Aim of the exercise:
Track down the lines that contain "Weight" and copy them.

-*-

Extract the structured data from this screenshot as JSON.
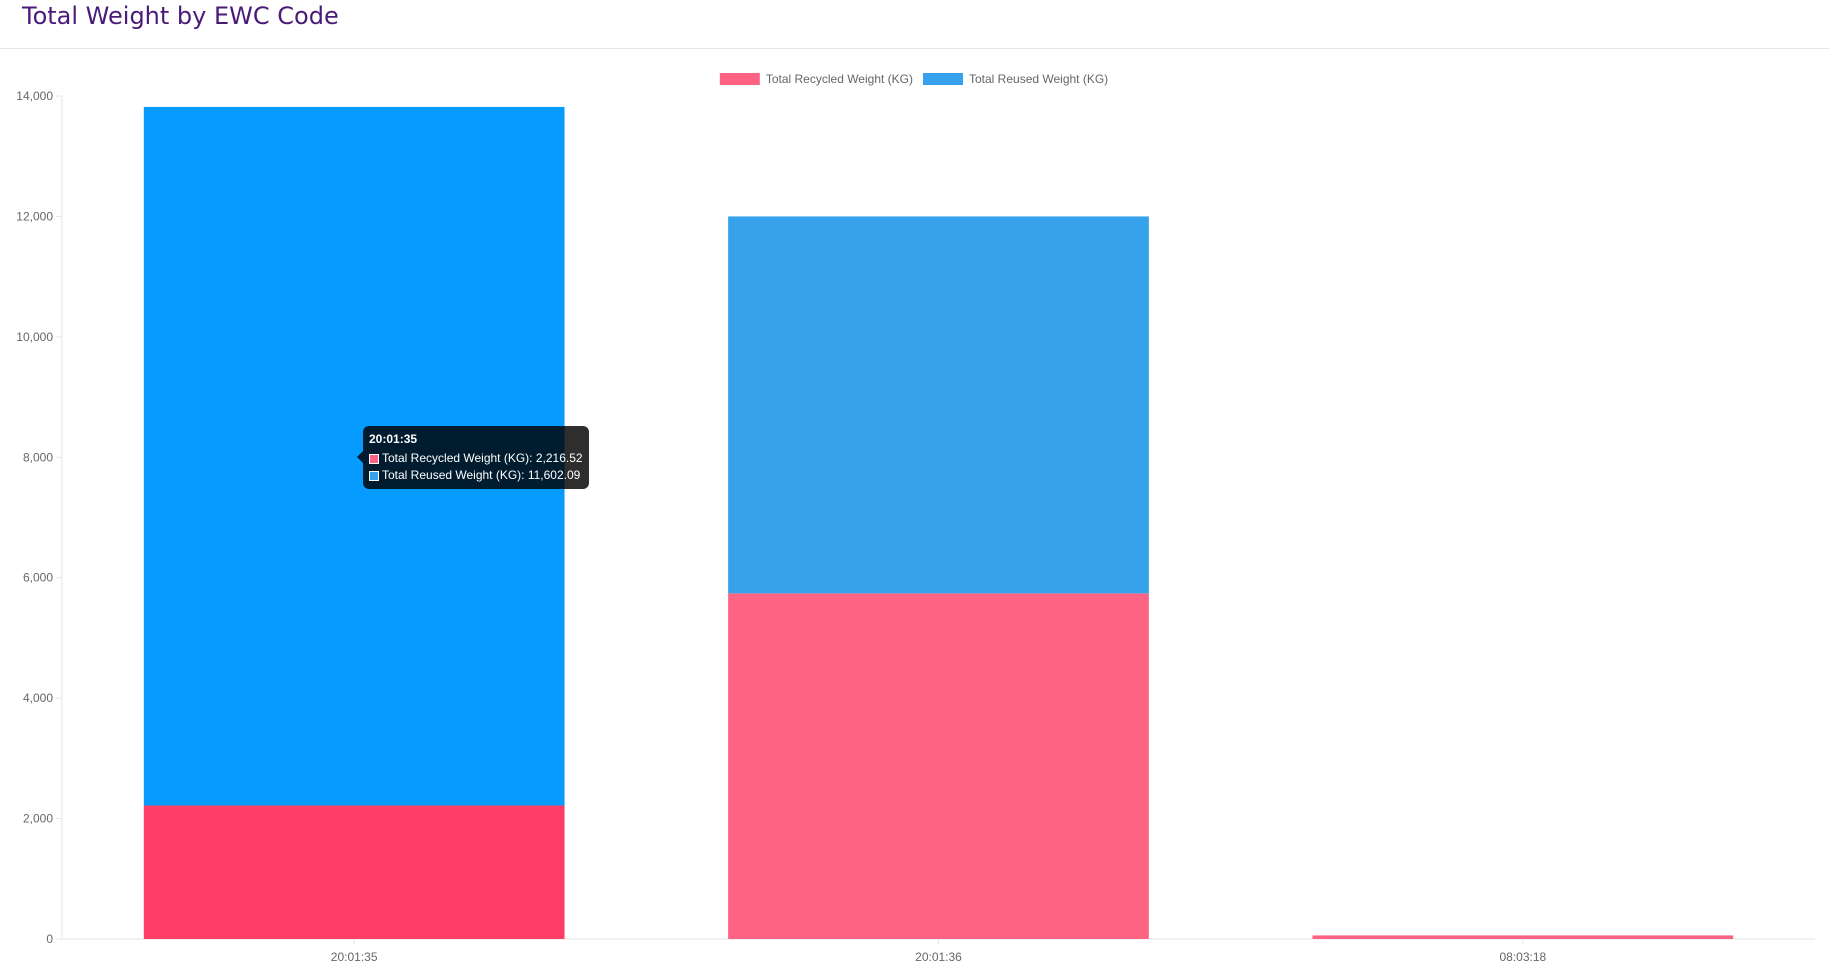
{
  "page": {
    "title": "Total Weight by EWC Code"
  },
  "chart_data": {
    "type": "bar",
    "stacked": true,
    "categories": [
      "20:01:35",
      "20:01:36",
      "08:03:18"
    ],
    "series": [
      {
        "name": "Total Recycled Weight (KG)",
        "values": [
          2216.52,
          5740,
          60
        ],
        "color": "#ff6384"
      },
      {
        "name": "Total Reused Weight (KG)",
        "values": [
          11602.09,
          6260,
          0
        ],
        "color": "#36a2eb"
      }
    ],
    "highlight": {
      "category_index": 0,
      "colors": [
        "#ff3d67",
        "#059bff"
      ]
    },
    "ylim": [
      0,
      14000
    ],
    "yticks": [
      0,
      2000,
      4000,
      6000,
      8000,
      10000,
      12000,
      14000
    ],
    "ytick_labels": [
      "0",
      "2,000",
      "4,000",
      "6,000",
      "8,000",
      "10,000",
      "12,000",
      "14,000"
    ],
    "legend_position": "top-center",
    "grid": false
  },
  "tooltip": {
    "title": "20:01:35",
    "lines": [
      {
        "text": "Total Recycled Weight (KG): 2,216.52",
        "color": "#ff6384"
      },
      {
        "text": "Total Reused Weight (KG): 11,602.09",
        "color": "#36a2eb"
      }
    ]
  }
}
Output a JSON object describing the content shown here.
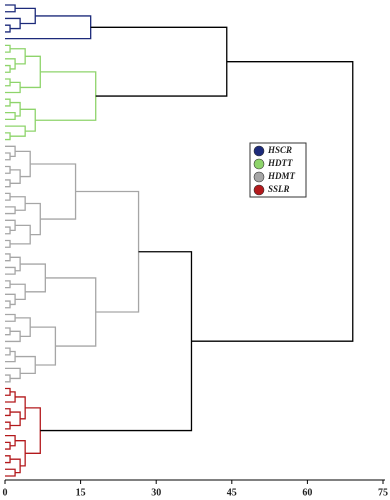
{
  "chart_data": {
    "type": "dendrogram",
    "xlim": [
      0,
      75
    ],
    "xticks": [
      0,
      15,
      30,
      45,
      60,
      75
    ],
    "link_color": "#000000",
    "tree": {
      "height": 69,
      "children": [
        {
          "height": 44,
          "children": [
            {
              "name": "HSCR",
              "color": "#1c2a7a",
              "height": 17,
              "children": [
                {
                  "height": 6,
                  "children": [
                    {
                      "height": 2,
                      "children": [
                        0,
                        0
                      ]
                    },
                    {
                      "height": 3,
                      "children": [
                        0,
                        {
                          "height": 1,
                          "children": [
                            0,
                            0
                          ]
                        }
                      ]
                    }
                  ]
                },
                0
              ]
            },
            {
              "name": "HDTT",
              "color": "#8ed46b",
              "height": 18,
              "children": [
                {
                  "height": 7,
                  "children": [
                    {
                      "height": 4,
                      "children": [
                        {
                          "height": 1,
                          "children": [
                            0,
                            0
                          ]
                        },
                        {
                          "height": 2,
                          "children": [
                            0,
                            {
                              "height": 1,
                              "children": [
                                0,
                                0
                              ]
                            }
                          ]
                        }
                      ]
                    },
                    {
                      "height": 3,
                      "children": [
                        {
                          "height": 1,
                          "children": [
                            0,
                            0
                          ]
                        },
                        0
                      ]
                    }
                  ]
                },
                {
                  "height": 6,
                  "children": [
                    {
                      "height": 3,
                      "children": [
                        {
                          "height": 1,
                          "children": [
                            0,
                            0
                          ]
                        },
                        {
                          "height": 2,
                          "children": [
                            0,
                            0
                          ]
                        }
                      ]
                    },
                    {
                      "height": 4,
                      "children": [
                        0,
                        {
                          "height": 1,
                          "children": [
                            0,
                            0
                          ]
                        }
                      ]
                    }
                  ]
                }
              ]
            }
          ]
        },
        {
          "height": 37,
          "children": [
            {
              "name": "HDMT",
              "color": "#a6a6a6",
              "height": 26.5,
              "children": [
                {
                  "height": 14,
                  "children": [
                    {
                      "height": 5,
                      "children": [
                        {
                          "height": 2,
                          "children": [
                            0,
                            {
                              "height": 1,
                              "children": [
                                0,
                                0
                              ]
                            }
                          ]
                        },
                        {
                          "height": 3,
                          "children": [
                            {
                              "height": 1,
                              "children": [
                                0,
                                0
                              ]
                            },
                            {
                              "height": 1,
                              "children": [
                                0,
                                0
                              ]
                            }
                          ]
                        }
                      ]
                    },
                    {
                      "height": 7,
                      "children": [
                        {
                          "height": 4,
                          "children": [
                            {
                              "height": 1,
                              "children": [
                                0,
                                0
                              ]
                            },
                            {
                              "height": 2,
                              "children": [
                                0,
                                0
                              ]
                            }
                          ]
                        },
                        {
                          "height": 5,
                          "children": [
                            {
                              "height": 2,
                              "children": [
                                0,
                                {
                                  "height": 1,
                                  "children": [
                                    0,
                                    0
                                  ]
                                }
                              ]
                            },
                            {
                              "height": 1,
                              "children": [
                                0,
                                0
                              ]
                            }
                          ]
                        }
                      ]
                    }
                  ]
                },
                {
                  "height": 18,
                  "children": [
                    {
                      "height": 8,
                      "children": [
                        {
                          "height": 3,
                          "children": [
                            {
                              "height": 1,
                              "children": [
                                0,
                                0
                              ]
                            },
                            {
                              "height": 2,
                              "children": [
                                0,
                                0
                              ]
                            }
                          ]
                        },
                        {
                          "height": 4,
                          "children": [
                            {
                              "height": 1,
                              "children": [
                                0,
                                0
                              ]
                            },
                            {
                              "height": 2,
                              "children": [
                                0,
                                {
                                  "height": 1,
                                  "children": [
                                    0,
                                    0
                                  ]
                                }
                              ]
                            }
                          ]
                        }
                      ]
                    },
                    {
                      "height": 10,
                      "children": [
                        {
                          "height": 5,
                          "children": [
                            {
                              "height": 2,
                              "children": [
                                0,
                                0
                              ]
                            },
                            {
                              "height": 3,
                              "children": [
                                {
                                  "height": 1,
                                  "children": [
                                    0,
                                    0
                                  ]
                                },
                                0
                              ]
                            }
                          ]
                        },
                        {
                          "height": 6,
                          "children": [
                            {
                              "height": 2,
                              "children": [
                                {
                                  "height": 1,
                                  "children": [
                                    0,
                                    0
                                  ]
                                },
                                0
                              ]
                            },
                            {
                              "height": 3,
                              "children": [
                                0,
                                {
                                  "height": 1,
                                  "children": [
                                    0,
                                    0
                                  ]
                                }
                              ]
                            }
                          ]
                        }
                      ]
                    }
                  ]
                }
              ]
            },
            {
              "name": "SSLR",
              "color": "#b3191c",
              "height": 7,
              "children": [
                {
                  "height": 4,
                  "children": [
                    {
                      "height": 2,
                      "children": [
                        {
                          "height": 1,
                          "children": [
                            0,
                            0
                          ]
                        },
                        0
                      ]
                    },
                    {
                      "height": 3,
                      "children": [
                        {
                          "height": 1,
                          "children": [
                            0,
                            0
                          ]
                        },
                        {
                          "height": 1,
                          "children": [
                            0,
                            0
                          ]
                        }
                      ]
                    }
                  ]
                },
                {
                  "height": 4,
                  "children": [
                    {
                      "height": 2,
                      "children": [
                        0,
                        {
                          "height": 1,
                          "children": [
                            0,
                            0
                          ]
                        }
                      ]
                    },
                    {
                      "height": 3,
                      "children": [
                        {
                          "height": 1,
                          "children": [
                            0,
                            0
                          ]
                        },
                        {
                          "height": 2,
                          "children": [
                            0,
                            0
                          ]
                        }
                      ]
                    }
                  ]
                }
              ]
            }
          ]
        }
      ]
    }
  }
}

-*-

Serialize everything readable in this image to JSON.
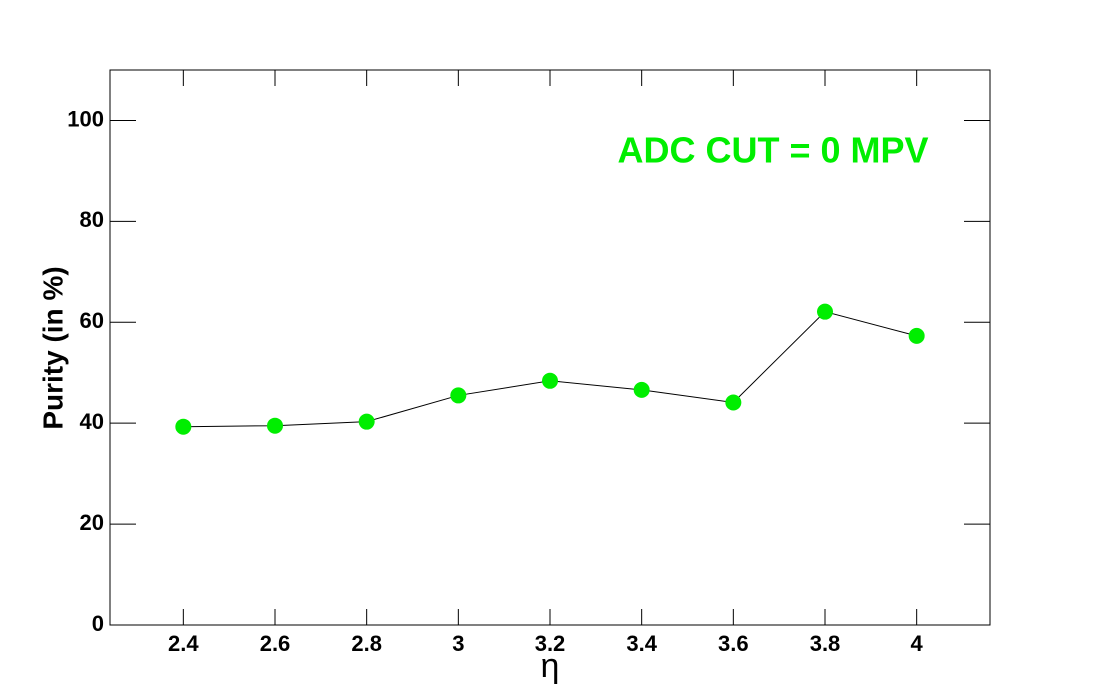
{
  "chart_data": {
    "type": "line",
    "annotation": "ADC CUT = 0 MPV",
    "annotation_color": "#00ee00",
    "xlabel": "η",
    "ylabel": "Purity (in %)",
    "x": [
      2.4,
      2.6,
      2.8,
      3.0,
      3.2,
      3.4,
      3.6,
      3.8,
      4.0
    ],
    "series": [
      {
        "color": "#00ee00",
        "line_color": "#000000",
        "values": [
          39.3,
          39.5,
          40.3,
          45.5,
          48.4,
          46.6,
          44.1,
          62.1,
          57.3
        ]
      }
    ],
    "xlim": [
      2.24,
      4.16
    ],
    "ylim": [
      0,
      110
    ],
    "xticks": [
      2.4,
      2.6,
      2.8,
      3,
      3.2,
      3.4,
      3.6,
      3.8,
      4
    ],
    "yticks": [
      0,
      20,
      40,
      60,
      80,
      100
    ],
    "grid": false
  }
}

-*-

Full answer:
    "title": "Total Weight by EWC Code"
        "name": "Total Recycled Weight (KG)",
        "name": "Total Reused Weight (KG)",
        "text": "Total Recycled Weight (KG): 2,216.52",
        "text": "Total Reused Weight (KG): 11,602.09",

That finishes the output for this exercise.